Directions for this task -
Pictures stay out of the copy; set down each line of the listing below exactly.

Entries supplied -
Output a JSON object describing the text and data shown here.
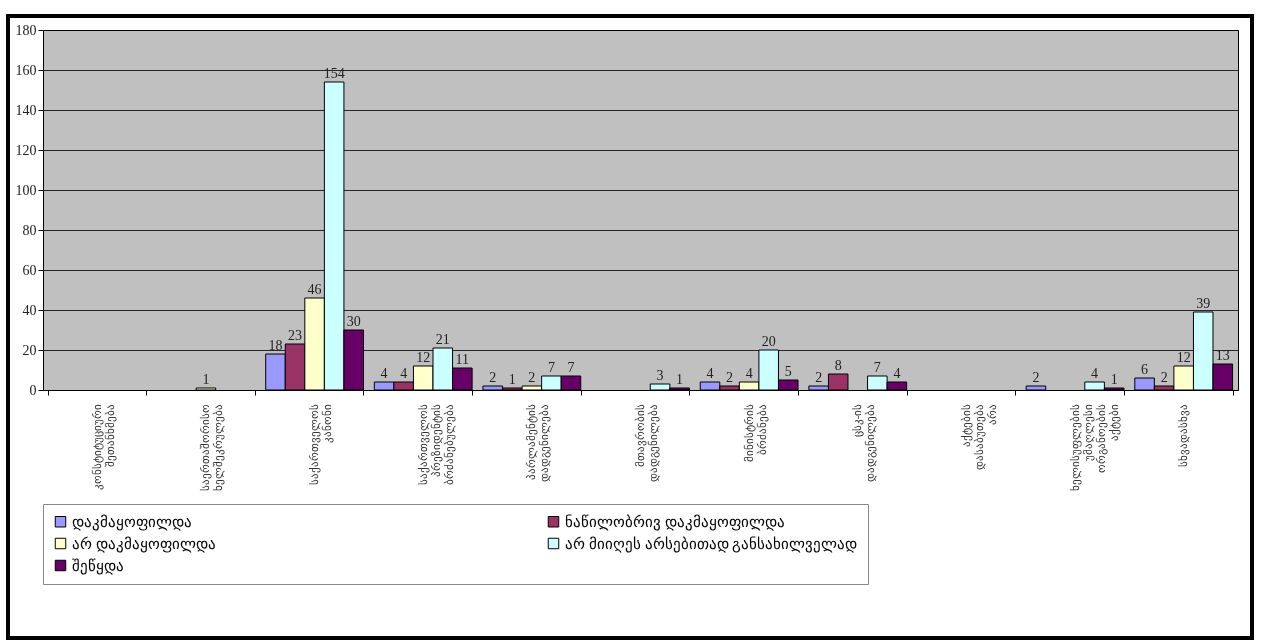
{
  "chart_data": {
    "type": "bar",
    "categories": [
      "კონსტიტუციური შეთანხმება",
      "საერთაშორისო ხელშეკრულება",
      "საქართველოს კანონი",
      "საქართველოს პრეზიდენტის ბრძანებულება",
      "პარლამენტის დადგენილება",
      "მთავრობის დადგენილება",
      "მინისტრის ბრძანება",
      "ცსკ-ის დადგენილება",
      "აქტების დასაბუთება არა",
      "ხელისუფლების უმაღლესი ორგანოების აქტები",
      "სხვადასხვა"
    ],
    "series": [
      {
        "name": "დაკმაყოფილდა",
        "color": "#9999ff",
        "values": [
          null,
          null,
          18,
          4,
          2,
          null,
          4,
          2,
          null,
          2,
          6
        ]
      },
      {
        "name": "ნაწილობრივ დაკმაყოფილდა",
        "color": "#993366",
        "values": [
          null,
          null,
          23,
          4,
          1,
          null,
          2,
          8,
          null,
          null,
          2
        ]
      },
      {
        "name": "არ დაკმაყოფილდა",
        "color": "#ffffcc",
        "values": [
          null,
          1,
          46,
          12,
          2,
          null,
          4,
          null,
          null,
          null,
          12
        ]
      },
      {
        "name": "არ მიიღეს არსებითად განსახილველად",
        "color": "#ccffff",
        "values": [
          null,
          null,
          154,
          21,
          7,
          3,
          20,
          7,
          null,
          4,
          39
        ]
      },
      {
        "name": "შეწყდა",
        "color": "#660066",
        "values": [
          null,
          null,
          30,
          11,
          7,
          1,
          5,
          4,
          null,
          1,
          13
        ]
      }
    ],
    "ylim": [
      0,
      180
    ],
    "yticks": [
      0,
      20,
      40,
      60,
      80,
      100,
      120,
      140,
      160,
      180
    ],
    "grid": "y",
    "legend": "bottom",
    "data_labels": true
  }
}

Correct output -
Output a JSON object describing the text and data shown here.
{
  "chart_data": {
    "type": "bar",
    "categories": [
      "კონსტიტუციური შეთანხმება",
      "საერთაშორისო ხელშეკრულება",
      "საქართველოს კანონი",
      "საქართველოს პრეზიდენტის ბრძანებულება",
      "პარლამენტის დადგენილება",
      "მთავრობის დადგენილება",
      "მინისტრის ბრძანება",
      "ცსკ-ის დადგენილება",
      "აქტების დასაბუთება არა",
      "ხელისუფლების უმაღლესი ორგანოების აქტები",
      "სხვადასხვა"
    ],
    "series": [
      {
        "name": "დაკმაყოფილდა",
        "color": "#9999ff",
        "values": [
          null,
          null,
          18,
          4,
          2,
          null,
          4,
          2,
          null,
          2,
          6
        ]
      },
      {
        "name": "ნაწილობრივ დაკმაყოფილდა",
        "color": "#993366",
        "values": [
          null,
          null,
          23,
          4,
          1,
          null,
          2,
          8,
          null,
          null,
          2
        ]
      },
      {
        "name": "არ დაკმაყოფილდა",
        "color": "#ffffcc",
        "values": [
          null,
          1,
          46,
          12,
          2,
          null,
          4,
          null,
          null,
          null,
          12
        ]
      },
      {
        "name": "არ მიიღეს არსებითად განსახილველად",
        "color": "#ccffff",
        "values": [
          null,
          null,
          154,
          21,
          7,
          3,
          20,
          7,
          null,
          4,
          39
        ]
      },
      {
        "name": "შეწყდა",
        "color": "#660066",
        "values": [
          null,
          null,
          30,
          11,
          7,
          1,
          5,
          4,
          null,
          1,
          13
        ]
      }
    ],
    "ylim": [
      0,
      180
    ],
    "yticks": [
      0,
      20,
      40,
      60,
      80,
      100,
      120,
      140,
      160,
      180
    ],
    "grid": "y",
    "legend": "bottom",
    "data_labels": true
  }
}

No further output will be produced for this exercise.